§ Task details:
Set down each entry from the block beneath, exactly as written.

··········

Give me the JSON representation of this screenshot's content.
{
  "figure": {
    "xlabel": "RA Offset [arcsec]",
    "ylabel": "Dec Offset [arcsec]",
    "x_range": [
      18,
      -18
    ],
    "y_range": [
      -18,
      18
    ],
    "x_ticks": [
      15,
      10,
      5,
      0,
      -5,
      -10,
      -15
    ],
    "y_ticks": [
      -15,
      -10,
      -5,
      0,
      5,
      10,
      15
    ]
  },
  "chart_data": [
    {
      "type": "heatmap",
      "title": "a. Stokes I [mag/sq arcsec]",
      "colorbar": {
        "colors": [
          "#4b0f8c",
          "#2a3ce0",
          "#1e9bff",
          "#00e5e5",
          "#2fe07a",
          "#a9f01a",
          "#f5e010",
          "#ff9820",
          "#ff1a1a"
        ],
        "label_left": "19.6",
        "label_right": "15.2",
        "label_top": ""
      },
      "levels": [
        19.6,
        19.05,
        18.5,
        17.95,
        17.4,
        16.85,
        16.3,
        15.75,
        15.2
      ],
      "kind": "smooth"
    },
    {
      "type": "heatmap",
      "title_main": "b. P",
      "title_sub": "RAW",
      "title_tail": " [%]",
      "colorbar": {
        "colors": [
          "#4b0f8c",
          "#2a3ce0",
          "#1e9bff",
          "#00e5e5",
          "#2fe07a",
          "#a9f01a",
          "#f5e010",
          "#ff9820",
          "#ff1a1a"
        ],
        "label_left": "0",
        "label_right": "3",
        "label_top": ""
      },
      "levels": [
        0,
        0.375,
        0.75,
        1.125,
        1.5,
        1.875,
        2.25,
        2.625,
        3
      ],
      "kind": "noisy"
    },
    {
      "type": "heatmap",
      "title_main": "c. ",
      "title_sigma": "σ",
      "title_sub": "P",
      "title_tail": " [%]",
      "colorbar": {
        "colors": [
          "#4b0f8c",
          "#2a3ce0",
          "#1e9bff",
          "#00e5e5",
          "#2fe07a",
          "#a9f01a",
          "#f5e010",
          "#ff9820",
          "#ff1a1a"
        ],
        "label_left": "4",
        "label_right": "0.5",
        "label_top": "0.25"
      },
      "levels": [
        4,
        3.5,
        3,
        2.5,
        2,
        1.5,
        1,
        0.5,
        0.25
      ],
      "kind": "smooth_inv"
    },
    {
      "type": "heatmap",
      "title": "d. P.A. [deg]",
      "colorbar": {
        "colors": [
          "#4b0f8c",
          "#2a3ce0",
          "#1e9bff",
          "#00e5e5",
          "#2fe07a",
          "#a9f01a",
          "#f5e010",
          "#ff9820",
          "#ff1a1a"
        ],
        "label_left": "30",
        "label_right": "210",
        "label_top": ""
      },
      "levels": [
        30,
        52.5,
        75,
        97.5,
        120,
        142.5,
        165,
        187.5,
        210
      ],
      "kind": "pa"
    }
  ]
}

··········

§ Response to the task:
Give me the JSON representation of this screenshot's content.
{
  "figure": {
    "xlabel": "RA Offset [arcsec]",
    "ylabel": "Dec Offset [arcsec]",
    "x_range": [
      18,
      -18
    ],
    "y_range": [
      -18,
      18
    ],
    "x_ticks": [
      15,
      10,
      5,
      0,
      -5,
      -10,
      -15
    ],
    "y_ticks": [
      -15,
      -10,
      -5,
      0,
      5,
      10,
      15
    ]
  },
  "chart_data": [
    {
      "type": "heatmap",
      "title": "a. Stokes I [mag/sq arcsec]",
      "colorbar": {
        "colors": [
          "#4b0f8c",
          "#2a3ce0",
          "#1e9bff",
          "#00e5e5",
          "#2fe07a",
          "#a9f01a",
          "#f5e010",
          "#ff9820",
          "#ff1a1a"
        ],
        "label_left": "19.6",
        "label_right": "15.2",
        "label_top": ""
      },
      "levels": [
        19.6,
        19.05,
        18.5,
        17.95,
        17.4,
        16.85,
        16.3,
        15.75,
        15.2
      ],
      "kind": "smooth"
    },
    {
      "type": "heatmap",
      "title_main": "b. P",
      "title_sub": "RAW",
      "title_tail": " [%]",
      "colorbar": {
        "colors": [
          "#4b0f8c",
          "#2a3ce0",
          "#1e9bff",
          "#00e5e5",
          "#2fe07a",
          "#a9f01a",
          "#f5e010",
          "#ff9820",
          "#ff1a1a"
        ],
        "label_left": "0",
        "label_right": "3",
        "label_top": ""
      },
      "levels": [
        0,
        0.375,
        0.75,
        1.125,
        1.5,
        1.875,
        2.25,
        2.625,
        3
      ],
      "kind": "noisy"
    },
    {
      "type": "heatmap",
      "title_main": "c. ",
      "title_sigma": "σ",
      "title_sub": "P",
      "title_tail": " [%]",
      "colorbar": {
        "colors": [
          "#4b0f8c",
          "#2a3ce0",
          "#1e9bff",
          "#00e5e5",
          "#2fe07a",
          "#a9f01a",
          "#f5e010",
          "#ff9820",
          "#ff1a1a"
        ],
        "label_left": "4",
        "label_right": "0.5",
        "label_top": "0.25"
      },
      "levels": [
        4,
        3.5,
        3,
        2.5,
        2,
        1.5,
        1,
        0.5,
        0.25
      ],
      "kind": "smooth_inv"
    },
    {
      "type": "heatmap",
      "title": "d. P.A. [deg]",
      "colorbar": {
        "colors": [
          "#4b0f8c",
          "#2a3ce0",
          "#1e9bff",
          "#00e5e5",
          "#2fe07a",
          "#a9f01a",
          "#f5e010",
          "#ff9820",
          "#ff1a1a"
        ],
        "label_left": "30",
        "label_right": "210",
        "label_top": ""
      },
      "levels": [
        30,
        52.5,
        75,
        97.5,
        120,
        142.5,
        165,
        187.5,
        210
      ],
      "kind": "pa"
    }
  ]
}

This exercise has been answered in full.